--- start RECORDS TO USE ---
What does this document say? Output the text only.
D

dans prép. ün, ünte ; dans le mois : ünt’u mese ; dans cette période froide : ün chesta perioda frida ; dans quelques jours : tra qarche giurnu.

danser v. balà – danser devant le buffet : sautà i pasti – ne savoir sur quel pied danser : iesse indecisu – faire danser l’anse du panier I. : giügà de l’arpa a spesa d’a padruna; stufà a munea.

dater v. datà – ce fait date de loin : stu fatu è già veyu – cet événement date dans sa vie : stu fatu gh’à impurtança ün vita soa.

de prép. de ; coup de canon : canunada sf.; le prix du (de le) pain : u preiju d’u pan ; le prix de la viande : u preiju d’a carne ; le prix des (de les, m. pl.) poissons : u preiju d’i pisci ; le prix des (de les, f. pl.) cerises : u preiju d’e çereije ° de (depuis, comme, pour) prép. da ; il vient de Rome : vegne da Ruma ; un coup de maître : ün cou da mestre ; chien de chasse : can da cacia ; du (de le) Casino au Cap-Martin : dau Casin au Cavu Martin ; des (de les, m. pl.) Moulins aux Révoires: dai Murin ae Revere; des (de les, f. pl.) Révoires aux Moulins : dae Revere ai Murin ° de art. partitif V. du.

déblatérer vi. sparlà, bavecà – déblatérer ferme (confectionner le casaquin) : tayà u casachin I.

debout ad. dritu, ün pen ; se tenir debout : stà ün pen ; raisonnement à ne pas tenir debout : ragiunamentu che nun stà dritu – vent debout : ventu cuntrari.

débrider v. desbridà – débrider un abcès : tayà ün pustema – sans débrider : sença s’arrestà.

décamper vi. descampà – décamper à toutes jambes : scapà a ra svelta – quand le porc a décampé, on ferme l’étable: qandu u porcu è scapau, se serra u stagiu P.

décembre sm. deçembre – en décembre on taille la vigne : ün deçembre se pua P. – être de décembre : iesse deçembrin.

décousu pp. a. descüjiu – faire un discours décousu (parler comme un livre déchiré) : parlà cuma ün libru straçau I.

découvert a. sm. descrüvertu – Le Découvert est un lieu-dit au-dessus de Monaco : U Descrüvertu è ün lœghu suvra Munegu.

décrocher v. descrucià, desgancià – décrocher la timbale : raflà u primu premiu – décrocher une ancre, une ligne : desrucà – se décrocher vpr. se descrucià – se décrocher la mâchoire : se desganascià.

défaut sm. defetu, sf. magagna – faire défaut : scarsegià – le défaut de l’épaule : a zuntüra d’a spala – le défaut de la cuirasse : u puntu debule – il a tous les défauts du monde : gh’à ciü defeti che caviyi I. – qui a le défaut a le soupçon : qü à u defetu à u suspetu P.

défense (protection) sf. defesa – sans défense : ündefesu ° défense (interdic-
--- end RECORDS TO USE ---
Copy down the material exactly as written.

## TASK RESULT
What does this document say? Output the text only.
D

dans prép. ün, ünte ; dans le mois : ünt’u mese ; dans cette période froide : ün chesta perioda frida ; dans quelques jours : tra qarche giurnu.

danser v. balà – danser devant le buffet : sautà i pasti – ne savoir sur quel pied danser : iesse indecisu – faire danser l’anse du panier I. : giügà de l’arpa a spesa d’a padruna; stufà a munea.

dater v. datà – ce fait date de loin : stu fatu è già veyu – cet événement date dans sa vie : stu fatu gh’à impurtança ün vita soa.

de prép. de ; coup de canon : canunada sf.; le prix du (de le) pain : u preiju d’u pan ; le prix de la viande : u preiju d’a carne ; le prix des (de les, m. pl.) poissons : u preiju d’i pisci ; le prix des (de les, f. pl.) cerises : u preiju d’e çereije ° de (depuis, comme, pour) prép. da ; il vient de Rome : vegne da Ruma ; un coup de maître : ün cou da mestre ; chien de chasse : can da cacia ; du (de le) Casino au Cap-Martin : dau Casin au Cavu Martin ; des (de les, m. pl.) Moulins aux Révoires: dai Murin ae Revere; des (de les, f. pl.) Révoires aux Moulins : dae Revere ai Murin ° de art. partitif V. du.

déblatérer vi. sparlà, bavecà – déblatérer ferme (confectionner le casaquin) : tayà u casachin I.

debout ad. dritu, ün pen ; se tenir debout : stà ün pen ; raisonnement à ne pas tenir debout : ragiunamentu che nun stà dritu – vent debout : ventu cuntrari.

débrider v. desbridà – débrider un abcès : tayà ün pustema – sans débrider : sença s’arrestà.

décamper vi. descampà – décamper à toutes jambes : scapà a ra svelta – quand le porc a décampé, on ferme l’étable: qandu u porcu è scapau, se serra u stagiu P.

décembre sm. deçembre – en décembre on taille la vigne : ün deçembre se pua P. – être de décembre : iesse deçembrin.

décousu pp. a. descüjiu – faire un discours décousu (parler comme un livre déchiré) : parlà cuma ün libru straçau I.

découvert a. sm. descrüvertu – Le Découvert est un lieu-dit au-dessus de Monaco : U Descrüvertu è ün lœghu suvra Munegu.

décrocher v. descrucià, desgancià – décrocher la timbale : raflà u primu premiu – décrocher une ancre, une ligne : desrucà – se décrocher vpr. se descrucià – se décrocher la mâchoire : se desganascià.

défaut sm. defetu, sf. magagna – faire défaut : scarsegià – le défaut de l’épaule : a zuntüra d’a spala – le défaut de la cuirasse : u puntu debule – il a tous les défauts du monde : gh’à ciü defeti che caviyi I. – qui a le défaut a le soupçon : qü à u defetu à u suspetu P.

défense (protection) sf. defesa – sans défense : ündefesu ° défense (interdic-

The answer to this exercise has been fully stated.